▶ **EXERCISE PROMPT**
Write out all the material exactly. Leave nothing out.

:: DATA PROVIDED ::

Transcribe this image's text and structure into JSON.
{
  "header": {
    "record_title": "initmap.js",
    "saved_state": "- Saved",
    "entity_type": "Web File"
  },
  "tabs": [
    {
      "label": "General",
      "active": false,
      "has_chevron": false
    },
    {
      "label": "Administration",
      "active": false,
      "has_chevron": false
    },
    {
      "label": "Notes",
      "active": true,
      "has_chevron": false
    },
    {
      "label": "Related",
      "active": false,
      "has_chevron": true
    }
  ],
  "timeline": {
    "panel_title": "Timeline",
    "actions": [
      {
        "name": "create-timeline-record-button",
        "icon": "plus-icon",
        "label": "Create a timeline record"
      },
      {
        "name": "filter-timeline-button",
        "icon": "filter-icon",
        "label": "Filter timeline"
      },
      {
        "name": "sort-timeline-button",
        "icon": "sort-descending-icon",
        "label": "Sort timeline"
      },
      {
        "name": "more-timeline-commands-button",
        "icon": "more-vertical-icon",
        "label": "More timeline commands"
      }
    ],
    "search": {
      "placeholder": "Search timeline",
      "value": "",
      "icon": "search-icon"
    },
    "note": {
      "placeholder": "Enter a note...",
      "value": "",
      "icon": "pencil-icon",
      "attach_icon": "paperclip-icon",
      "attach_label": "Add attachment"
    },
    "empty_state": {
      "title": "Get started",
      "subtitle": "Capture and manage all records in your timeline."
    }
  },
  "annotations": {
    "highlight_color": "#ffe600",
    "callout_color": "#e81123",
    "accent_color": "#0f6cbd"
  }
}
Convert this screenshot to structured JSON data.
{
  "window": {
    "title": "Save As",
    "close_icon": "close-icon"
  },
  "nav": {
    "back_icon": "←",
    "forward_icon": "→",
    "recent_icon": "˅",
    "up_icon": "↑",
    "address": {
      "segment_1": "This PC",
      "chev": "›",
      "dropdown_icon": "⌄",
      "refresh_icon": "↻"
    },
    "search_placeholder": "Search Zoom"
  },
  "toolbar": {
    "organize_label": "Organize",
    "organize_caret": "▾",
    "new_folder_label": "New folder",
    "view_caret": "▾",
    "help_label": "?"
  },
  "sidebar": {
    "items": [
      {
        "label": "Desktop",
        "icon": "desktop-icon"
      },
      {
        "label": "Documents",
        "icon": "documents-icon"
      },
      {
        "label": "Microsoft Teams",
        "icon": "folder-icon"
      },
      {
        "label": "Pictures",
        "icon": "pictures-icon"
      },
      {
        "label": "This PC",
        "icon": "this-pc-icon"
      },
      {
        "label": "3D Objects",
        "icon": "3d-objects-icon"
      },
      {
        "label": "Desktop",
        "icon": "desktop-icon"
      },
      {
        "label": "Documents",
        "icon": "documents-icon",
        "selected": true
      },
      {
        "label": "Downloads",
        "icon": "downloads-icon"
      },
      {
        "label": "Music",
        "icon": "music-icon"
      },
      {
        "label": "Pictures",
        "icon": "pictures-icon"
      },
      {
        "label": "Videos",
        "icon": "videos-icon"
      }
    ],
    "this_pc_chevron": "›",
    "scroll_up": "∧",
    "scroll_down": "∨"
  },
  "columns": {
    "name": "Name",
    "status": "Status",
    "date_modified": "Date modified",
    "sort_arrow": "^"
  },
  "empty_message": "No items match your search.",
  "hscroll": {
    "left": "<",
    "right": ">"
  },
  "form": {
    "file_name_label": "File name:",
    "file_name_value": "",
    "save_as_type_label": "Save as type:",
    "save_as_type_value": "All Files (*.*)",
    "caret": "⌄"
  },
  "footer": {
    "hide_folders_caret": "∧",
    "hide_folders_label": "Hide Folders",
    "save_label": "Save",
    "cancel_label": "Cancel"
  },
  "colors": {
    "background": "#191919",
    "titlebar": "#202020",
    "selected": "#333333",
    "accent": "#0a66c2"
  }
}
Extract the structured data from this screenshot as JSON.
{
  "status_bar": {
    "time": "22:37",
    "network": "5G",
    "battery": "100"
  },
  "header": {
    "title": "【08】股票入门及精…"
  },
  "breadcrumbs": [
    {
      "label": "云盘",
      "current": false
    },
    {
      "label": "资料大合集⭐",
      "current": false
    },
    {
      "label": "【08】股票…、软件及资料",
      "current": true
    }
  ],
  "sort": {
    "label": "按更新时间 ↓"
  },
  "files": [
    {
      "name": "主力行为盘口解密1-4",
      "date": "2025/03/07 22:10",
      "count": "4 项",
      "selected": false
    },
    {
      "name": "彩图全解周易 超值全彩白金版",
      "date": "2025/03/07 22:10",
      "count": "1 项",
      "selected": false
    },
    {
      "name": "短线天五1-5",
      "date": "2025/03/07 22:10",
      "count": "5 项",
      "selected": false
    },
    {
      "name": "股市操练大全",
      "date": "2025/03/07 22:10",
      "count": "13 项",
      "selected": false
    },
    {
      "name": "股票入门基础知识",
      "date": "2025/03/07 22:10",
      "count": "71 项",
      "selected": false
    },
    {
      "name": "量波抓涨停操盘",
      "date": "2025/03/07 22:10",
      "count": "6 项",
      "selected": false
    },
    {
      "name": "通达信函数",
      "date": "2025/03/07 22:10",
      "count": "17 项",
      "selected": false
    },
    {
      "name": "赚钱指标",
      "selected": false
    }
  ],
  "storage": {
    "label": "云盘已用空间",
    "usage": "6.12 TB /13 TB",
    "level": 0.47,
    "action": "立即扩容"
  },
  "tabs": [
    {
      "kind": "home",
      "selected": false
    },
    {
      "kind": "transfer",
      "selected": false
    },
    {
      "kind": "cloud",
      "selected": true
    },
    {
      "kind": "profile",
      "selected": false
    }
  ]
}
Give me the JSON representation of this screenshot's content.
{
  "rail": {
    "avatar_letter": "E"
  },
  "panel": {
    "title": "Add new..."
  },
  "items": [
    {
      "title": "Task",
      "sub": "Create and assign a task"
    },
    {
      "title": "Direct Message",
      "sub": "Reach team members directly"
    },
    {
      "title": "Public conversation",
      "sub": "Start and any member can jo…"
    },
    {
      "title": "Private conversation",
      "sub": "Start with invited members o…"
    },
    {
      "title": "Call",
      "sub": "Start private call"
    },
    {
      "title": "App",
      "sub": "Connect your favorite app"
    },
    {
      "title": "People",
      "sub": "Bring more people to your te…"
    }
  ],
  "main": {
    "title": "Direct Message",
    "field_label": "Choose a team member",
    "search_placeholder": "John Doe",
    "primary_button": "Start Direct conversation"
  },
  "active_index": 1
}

:::

▶ **SOLUTION TO THE PROBLEM**
Transcribe this image's text and structure into JSON.
{
  "header": {
    "record_title": "initmap.js",
    "saved_state": "- Saved",
    "entity_type": "Web File"
  },
  "tabs": [
    {
      "label": "General",
      "active": false,
      "has_chevron": false
    },
    {
      "label": "Administration",
      "active": false,
      "has_chevron": false
    },
    {
      "label": "Notes",
      "active": true,
      "has_chevron": false
    },
    {
      "label": "Related",
      "active": false,
      "has_chevron": true
    }
  ],
  "timeline": {
    "panel_title": "Timeline",
    "actions": [
      {
        "name": "create-timeline-record-button",
        "icon": "plus-icon",
        "label": "Create a timeline record"
      },
      {
        "name": "filter-timeline-button",
        "icon": "filter-icon",
        "label": "Filter timeline"
      },
      {
        "name": "sort-timeline-button",
        "icon": "sort-descending-icon",
        "label": "Sort timeline"
      },
      {
        "name": "more-timeline-commands-button",
        "icon": "more-vertical-icon",
        "label": "More timeline commands"
      }
    ],
    "search": {
      "placeholder": "Search timeline",
      "value": "",
      "icon": "search-icon"
    },
    "note": {
      "placeholder": "Enter a note...",
      "value": "",
      "icon": "pencil-icon",
      "attach_icon": "paperclip-icon",
      "attach_label": "Add attachment"
    },
    "empty_state": {
      "title": "Get started",
      "subtitle": "Capture and manage all records in your timeline."
    }
  },
  "annotations": {
    "highlight_color": "#ffe600",
    "callout_color": "#e81123",
    "accent_color": "#0f6cbd"
  }
}
Convert this screenshot to structured JSON data.
{
  "window": {
    "title": "Save As",
    "close_icon": "close-icon"
  },
  "nav": {
    "back_icon": "←",
    "forward_icon": "→",
    "recent_icon": "˅",
    "up_icon": "↑",
    "address": {
      "segment_1": "This PC",
      "chev": "›",
      "dropdown_icon": "⌄",
      "refresh_icon": "↻"
    },
    "search_placeholder": "Search Zoom"
  },
  "toolbar": {
    "organize_label": "Organize",
    "organize_caret": "▾",
    "new_folder_label": "New folder",
    "view_caret": "▾",
    "help_label": "?"
  },
  "sidebar": {
    "items": [
      {
        "label": "Desktop",
        "icon": "desktop-icon"
      },
      {
        "label": "Documents",
        "icon": "documents-icon"
      },
      {
        "label": "Microsoft Teams",
        "icon": "folder-icon"
      },
      {
        "label": "Pictures",
        "icon": "pictures-icon"
      },
      {
        "label": "This PC",
        "icon": "this-pc-icon"
      },
      {
        "label": "3D Objects",
        "icon": "3d-objects-icon"
      },
      {
        "label": "Desktop",
        "icon": "desktop-icon"
      },
      {
        "label": "Documents",
        "icon": "documents-icon",
        "selected": true
      },
      {
        "label": "Downloads",
        "icon": "downloads-icon"
      },
      {
        "label": "Music",
        "icon": "music-icon"
      },
      {
        "label": "Pictures",
        "icon": "pictures-icon"
      },
      {
        "label": "Videos",
        "icon": "videos-icon"
      }
    ],
    "this_pc_chevron": "›",
    "scroll_up": "∧",
    "scroll_down": "∨"
  },
  "columns": {
    "name": "Name",
    "status": "Status",
    "date_modified": "Date modified",
    "sort_arrow": "^"
  },
  "empty_message": "No items match your search.",
  "hscroll": {
    "left": "<",
    "right": ">"
  },
  "form": {
    "file_name_label": "File name:",
    "file_name_value": "",
    "save_as_type_label": "Save as type:",
    "save_as_type_value": "All Files (*.*)",
    "caret": "⌄"
  },
  "footer": {
    "hide_folders_caret": "∧",
    "hide_folders_label": "Hide Folders",
    "save_label": "Save",
    "cancel_label": "Cancel"
  },
  "colors": {
    "background": "#191919",
    "titlebar": "#202020",
    "selected": "#333333",
    "accent": "#0a66c2"
  }
}
Extract the structured data from this screenshot as JSON.
{
  "status_bar": {
    "time": "22:37",
    "network": "5G",
    "battery": "100"
  },
  "header": {
    "title": "【08】股票入门及精…"
  },
  "breadcrumbs": [
    {
      "label": "云盘",
      "current": false
    },
    {
      "label": "资料大合集⭐",
      "current": false
    },
    {
      "label": "【08】股票…、软件及资料",
      "current": true
    }
  ],
  "sort": {
    "label": "按更新时间 ↓"
  },
  "files": [
    {
      "name": "主力行为盘口解密1-4",
      "date": "2025/03/07 22:10",
      "count": "4 项",
      "selected": false
    },
    {
      "name": "彩图全解周易 超值全彩白金版",
      "date": "2025/03/07 22:10",
      "count": "1 项",
      "selected": false
    },
    {
      "name": "短线天五1-5",
      "date": "2025/03/07 22:10",
      "count": "5 项",
      "selected": false
    },
    {
      "name": "股市操练大全",
      "date": "2025/03/07 22:10",
      "count": "13 项",
      "selected": false
    },
    {
      "name": "股票入门基础知识",
      "date": "2025/03/07 22:10",
      "count": "71 项",
      "selected": false
    },
    {
      "name": "量波抓涨停操盘",
      "date": "2025/03/07 22:10",
      "count": "6 项",
      "selected": false
    },
    {
      "name": "通达信函数",
      "date": "2025/03/07 22:10",
      "count": "17 项",
      "selected": false
    },
    {
      "name": "赚钱指标",
      "selected": false
    }
  ],
  "storage": {
    "label": "云盘已用空间",
    "usage": "6.12 TB /13 TB",
    "level": 0.47,
    "action": "立即扩容"
  },
  "tabs": [
    {
      "kind": "home",
      "selected": false
    },
    {
      "kind": "transfer",
      "selected": false
    },
    {
      "kind": "cloud",
      "selected": true
    },
    {
      "kind": "profile",
      "selected": false
    }
  ]
}
Give me the JSON representation of this screenshot's content.
{
  "rail": {
    "avatar_letter": "E"
  },
  "panel": {
    "title": "Add new..."
  },
  "items": [
    {
      "title": "Task",
      "sub": "Create and assign a task"
    },
    {
      "title": "Direct Message",
      "sub": "Reach team members directly"
    },
    {
      "title": "Public conversation",
      "sub": "Start and any member can jo…"
    },
    {
      "title": "Private conversation",
      "sub": "Start with invited members o…"
    },
    {
      "title": "Call",
      "sub": "Start private call"
    },
    {
      "title": "App",
      "sub": "Connect your favorite app"
    },
    {
      "title": "People",
      "sub": "Bring more people to your te…"
    }
  ],
  "main": {
    "title": "Direct Message",
    "field_label": "Choose a team member",
    "search_placeholder": "John Doe",
    "primary_button": "Start Direct conversation"
  },
  "active_index": 1
}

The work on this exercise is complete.